▸ **Given problem**
Return the records exactly as they are.

▸ **Data entries**
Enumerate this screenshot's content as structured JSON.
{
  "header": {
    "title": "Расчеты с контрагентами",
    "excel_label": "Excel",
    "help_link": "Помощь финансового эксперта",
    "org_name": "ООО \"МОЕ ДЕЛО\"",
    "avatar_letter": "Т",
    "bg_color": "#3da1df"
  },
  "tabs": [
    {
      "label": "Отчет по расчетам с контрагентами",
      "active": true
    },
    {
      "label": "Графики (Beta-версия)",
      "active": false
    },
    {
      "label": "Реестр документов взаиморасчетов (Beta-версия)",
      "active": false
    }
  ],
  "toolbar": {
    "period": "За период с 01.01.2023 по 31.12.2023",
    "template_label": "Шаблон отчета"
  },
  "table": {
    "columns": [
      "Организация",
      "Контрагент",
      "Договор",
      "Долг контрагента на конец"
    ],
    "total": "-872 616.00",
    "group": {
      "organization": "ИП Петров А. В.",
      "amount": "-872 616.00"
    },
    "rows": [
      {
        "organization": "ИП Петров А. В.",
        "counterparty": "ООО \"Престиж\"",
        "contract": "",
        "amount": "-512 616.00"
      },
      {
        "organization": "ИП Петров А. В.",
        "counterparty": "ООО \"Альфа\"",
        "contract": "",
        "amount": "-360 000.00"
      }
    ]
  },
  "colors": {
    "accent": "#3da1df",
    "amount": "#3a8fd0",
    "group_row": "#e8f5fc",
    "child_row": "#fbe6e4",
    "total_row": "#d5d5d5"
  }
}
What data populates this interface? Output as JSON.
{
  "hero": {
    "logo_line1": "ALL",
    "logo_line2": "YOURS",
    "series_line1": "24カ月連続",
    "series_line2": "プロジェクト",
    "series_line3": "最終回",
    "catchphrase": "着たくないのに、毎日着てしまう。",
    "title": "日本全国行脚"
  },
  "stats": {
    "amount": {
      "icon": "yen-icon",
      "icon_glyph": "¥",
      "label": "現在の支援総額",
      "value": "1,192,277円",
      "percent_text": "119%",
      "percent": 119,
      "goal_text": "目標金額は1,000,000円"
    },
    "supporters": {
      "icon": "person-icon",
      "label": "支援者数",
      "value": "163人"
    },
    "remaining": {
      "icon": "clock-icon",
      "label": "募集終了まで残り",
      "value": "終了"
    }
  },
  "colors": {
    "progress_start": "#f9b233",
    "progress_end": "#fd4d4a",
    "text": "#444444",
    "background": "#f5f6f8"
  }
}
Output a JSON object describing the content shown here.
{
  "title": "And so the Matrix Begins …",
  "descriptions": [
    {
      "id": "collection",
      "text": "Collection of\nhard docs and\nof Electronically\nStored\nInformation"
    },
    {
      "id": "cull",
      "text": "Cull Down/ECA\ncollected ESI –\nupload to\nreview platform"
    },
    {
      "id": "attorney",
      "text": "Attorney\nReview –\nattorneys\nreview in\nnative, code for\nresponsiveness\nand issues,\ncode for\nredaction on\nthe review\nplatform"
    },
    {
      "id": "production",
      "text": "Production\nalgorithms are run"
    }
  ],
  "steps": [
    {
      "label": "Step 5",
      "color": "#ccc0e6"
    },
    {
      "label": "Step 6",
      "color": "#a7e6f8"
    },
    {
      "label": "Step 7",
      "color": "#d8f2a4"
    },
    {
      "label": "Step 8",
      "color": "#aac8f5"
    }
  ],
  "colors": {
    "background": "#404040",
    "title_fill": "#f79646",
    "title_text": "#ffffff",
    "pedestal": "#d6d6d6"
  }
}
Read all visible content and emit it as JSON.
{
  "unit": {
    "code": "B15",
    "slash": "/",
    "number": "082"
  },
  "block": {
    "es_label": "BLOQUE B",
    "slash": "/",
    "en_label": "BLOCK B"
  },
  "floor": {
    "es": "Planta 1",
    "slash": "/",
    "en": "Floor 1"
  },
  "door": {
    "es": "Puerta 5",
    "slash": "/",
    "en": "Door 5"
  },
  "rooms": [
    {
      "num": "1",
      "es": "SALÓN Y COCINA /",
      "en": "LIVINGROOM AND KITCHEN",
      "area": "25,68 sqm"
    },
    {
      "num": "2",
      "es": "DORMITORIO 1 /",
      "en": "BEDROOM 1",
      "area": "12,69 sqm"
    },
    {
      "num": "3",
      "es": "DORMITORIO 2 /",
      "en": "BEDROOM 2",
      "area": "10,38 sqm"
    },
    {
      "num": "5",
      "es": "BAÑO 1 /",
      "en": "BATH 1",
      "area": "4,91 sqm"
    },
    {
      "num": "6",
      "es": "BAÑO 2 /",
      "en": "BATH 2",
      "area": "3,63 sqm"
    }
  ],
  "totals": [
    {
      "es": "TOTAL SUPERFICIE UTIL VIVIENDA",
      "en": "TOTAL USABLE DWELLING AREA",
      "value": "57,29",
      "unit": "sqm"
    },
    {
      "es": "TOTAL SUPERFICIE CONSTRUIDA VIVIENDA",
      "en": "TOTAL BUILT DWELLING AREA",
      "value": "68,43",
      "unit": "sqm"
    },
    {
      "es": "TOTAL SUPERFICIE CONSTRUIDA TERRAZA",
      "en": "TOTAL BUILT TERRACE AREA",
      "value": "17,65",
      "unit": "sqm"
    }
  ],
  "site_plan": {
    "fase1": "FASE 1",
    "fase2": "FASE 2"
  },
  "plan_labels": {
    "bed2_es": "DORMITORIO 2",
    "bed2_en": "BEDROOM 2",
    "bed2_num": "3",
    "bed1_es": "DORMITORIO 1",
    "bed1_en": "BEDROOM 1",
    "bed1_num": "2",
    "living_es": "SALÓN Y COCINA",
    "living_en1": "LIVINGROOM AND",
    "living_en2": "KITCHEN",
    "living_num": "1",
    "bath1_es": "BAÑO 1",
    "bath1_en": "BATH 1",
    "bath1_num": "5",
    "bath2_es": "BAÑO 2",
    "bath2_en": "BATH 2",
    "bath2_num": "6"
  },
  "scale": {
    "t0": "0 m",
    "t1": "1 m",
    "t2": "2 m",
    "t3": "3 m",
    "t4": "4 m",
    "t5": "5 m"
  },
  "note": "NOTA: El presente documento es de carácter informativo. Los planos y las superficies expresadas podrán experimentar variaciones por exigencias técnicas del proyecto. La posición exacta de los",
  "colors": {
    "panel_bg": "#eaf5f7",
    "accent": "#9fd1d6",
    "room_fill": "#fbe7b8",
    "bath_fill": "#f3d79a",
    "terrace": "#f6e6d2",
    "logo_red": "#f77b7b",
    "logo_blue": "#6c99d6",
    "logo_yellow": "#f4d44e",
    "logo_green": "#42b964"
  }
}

▸ **Problem solution**
Enumerate this screenshot's content as structured JSON.
{
  "header": {
    "title": "Расчеты с контрагентами",
    "excel_label": "Excel",
    "help_link": "Помощь финансового эксперта",
    "org_name": "ООО \"МОЕ ДЕЛО\"",
    "avatar_letter": "Т",
    "bg_color": "#3da1df"
  },
  "tabs": [
    {
      "label": "Отчет по расчетам с контрагентами",
      "active": true
    },
    {
      "label": "Графики (Beta-версия)",
      "active": false
    },
    {
      "label": "Реестр документов взаиморасчетов (Beta-версия)",
      "active": false
    }
  ],
  "toolbar": {
    "period": "За период с 01.01.2023 по 31.12.2023",
    "template_label": "Шаблон отчета"
  },
  "table": {
    "columns": [
      "Организация",
      "Контрагент",
      "Договор",
      "Долг контрагента на конец"
    ],
    "total": "-872 616.00",
    "group": {
      "organization": "ИП Петров А. В.",
      "amount": "-872 616.00"
    },
    "rows": [
      {
        "organization": "ИП Петров А. В.",
        "counterparty": "ООО \"Престиж\"",
        "contract": "",
        "amount": "-512 616.00"
      },
      {
        "organization": "ИП Петров А. В.",
        "counterparty": "ООО \"Альфа\"",
        "contract": "",
        "amount": "-360 000.00"
      }
    ]
  },
  "colors": {
    "accent": "#3da1df",
    "amount": "#3a8fd0",
    "group_row": "#e8f5fc",
    "child_row": "#fbe6e4",
    "total_row": "#d5d5d5"
  }
}
What data populates this interface? Output as JSON.
{
  "hero": {
    "logo_line1": "ALL",
    "logo_line2": "YOURS",
    "series_line1": "24カ月連続",
    "series_line2": "プロジェクト",
    "series_line3": "最終回",
    "catchphrase": "着たくないのに、毎日着てしまう。",
    "title": "日本全国行脚"
  },
  "stats": {
    "amount": {
      "icon": "yen-icon",
      "icon_glyph": "¥",
      "label": "現在の支援総額",
      "value": "1,192,277円",
      "percent_text": "119%",
      "percent": 119,
      "goal_text": "目標金額は1,000,000円"
    },
    "supporters": {
      "icon": "person-icon",
      "label": "支援者数",
      "value": "163人"
    },
    "remaining": {
      "icon": "clock-icon",
      "label": "募集終了まで残り",
      "value": "終了"
    }
  },
  "colors": {
    "progress_start": "#f9b233",
    "progress_end": "#fd4d4a",
    "text": "#444444",
    "background": "#f5f6f8"
  }
}
Output a JSON object describing the content shown here.
{
  "title": "And so the Matrix Begins …",
  "descriptions": [
    {
      "id": "collection",
      "text": "Collection of\nhard docs and\nof Electronically\nStored\nInformation"
    },
    {
      "id": "cull",
      "text": "Cull Down/ECA\ncollected ESI –\nupload to\nreview platform"
    },
    {
      "id": "attorney",
      "text": "Attorney\nReview –\nattorneys\nreview in\nnative, code for\nresponsiveness\nand issues,\ncode for\nredaction on\nthe review\nplatform"
    },
    {
      "id": "production",
      "text": "Production\nalgorithms are run"
    }
  ],
  "steps": [
    {
      "label": "Step 5",
      "color": "#ccc0e6"
    },
    {
      "label": "Step 6",
      "color": "#a7e6f8"
    },
    {
      "label": "Step 7",
      "color": "#d8f2a4"
    },
    {
      "label": "Step 8",
      "color": "#aac8f5"
    }
  ],
  "colors": {
    "background": "#404040",
    "title_fill": "#f79646",
    "title_text": "#ffffff",
    "pedestal": "#d6d6d6"
  }
}
Read all visible content and emit it as JSON.
{
  "unit": {
    "code": "B15",
    "slash": "/",
    "number": "082"
  },
  "block": {
    "es_label": "BLOQUE B",
    "slash": "/",
    "en_label": "BLOCK B"
  },
  "floor": {
    "es": "Planta 1",
    "slash": "/",
    "en": "Floor 1"
  },
  "door": {
    "es": "Puerta 5",
    "slash": "/",
    "en": "Door 5"
  },
  "rooms": [
    {
      "num": "1",
      "es": "SALÓN Y COCINA /",
      "en": "LIVINGROOM AND KITCHEN",
      "area": "25,68 sqm"
    },
    {
      "num": "2",
      "es": "DORMITORIO 1 /",
      "en": "BEDROOM 1",
      "area": "12,69 sqm"
    },
    {
      "num": "3",
      "es": "DORMITORIO 2 /",
      "en": "BEDROOM 2",
      "area": "10,38 sqm"
    },
    {
      "num": "5",
      "es": "BAÑO 1 /",
      "en": "BATH 1",
      "area": "4,91 sqm"
    },
    {
      "num": "6",
      "es": "BAÑO 2 /",
      "en": "BATH 2",
      "area": "3,63 sqm"
    }
  ],
  "totals": [
    {
      "es": "TOTAL SUPERFICIE UTIL VIVIENDA",
      "en": "TOTAL USABLE DWELLING AREA",
      "value": "57,29",
      "unit": "sqm"
    },
    {
      "es": "TOTAL SUPERFICIE CONSTRUIDA VIVIENDA",
      "en": "TOTAL BUILT DWELLING AREA",
      "value": "68,43",
      "unit": "sqm"
    },
    {
      "es": "TOTAL SUPERFICIE CONSTRUIDA TERRAZA",
      "en": "TOTAL BUILT TERRACE AREA",
      "value": "17,65",
      "unit": "sqm"
    }
  ],
  "site_plan": {
    "fase1": "FASE 1",
    "fase2": "FASE 2"
  },
  "plan_labels": {
    "bed2_es": "DORMITORIO 2",
    "bed2_en": "BEDROOM 2",
    "bed2_num": "3",
    "bed1_es": "DORMITORIO 1",
    "bed1_en": "BEDROOM 1",
    "bed1_num": "2",
    "living_es": "SALÓN Y COCINA",
    "living_en1": "LIVINGROOM AND",
    "living_en2": "KITCHEN",
    "living_num": "1",
    "bath1_es": "BAÑO 1",
    "bath1_en": "BATH 1",
    "bath1_num": "5",
    "bath2_es": "BAÑO 2",
    "bath2_en": "BATH 2",
    "bath2_num": "6"
  },
  "scale": {
    "t0": "0 m",
    "t1": "1 m",
    "t2": "2 m",
    "t3": "3 m",
    "t4": "4 m",
    "t5": "5 m"
  },
  "note": "NOTA: El presente documento es de carácter informativo. Los planos y las superficies expresadas podrán experimentar variaciones por exigencias técnicas del proyecto. La posición exacta de los",
  "colors": {
    "panel_bg": "#eaf5f7",
    "accent": "#9fd1d6",
    "room_fill": "#fbe7b8",
    "bath_fill": "#f3d79a",
    "terrace": "#f6e6d2",
    "logo_red": "#f77b7b",
    "logo_blue": "#6c99d6",
    "logo_yellow": "#f4d44e",
    "logo_green": "#42b964"
  }
}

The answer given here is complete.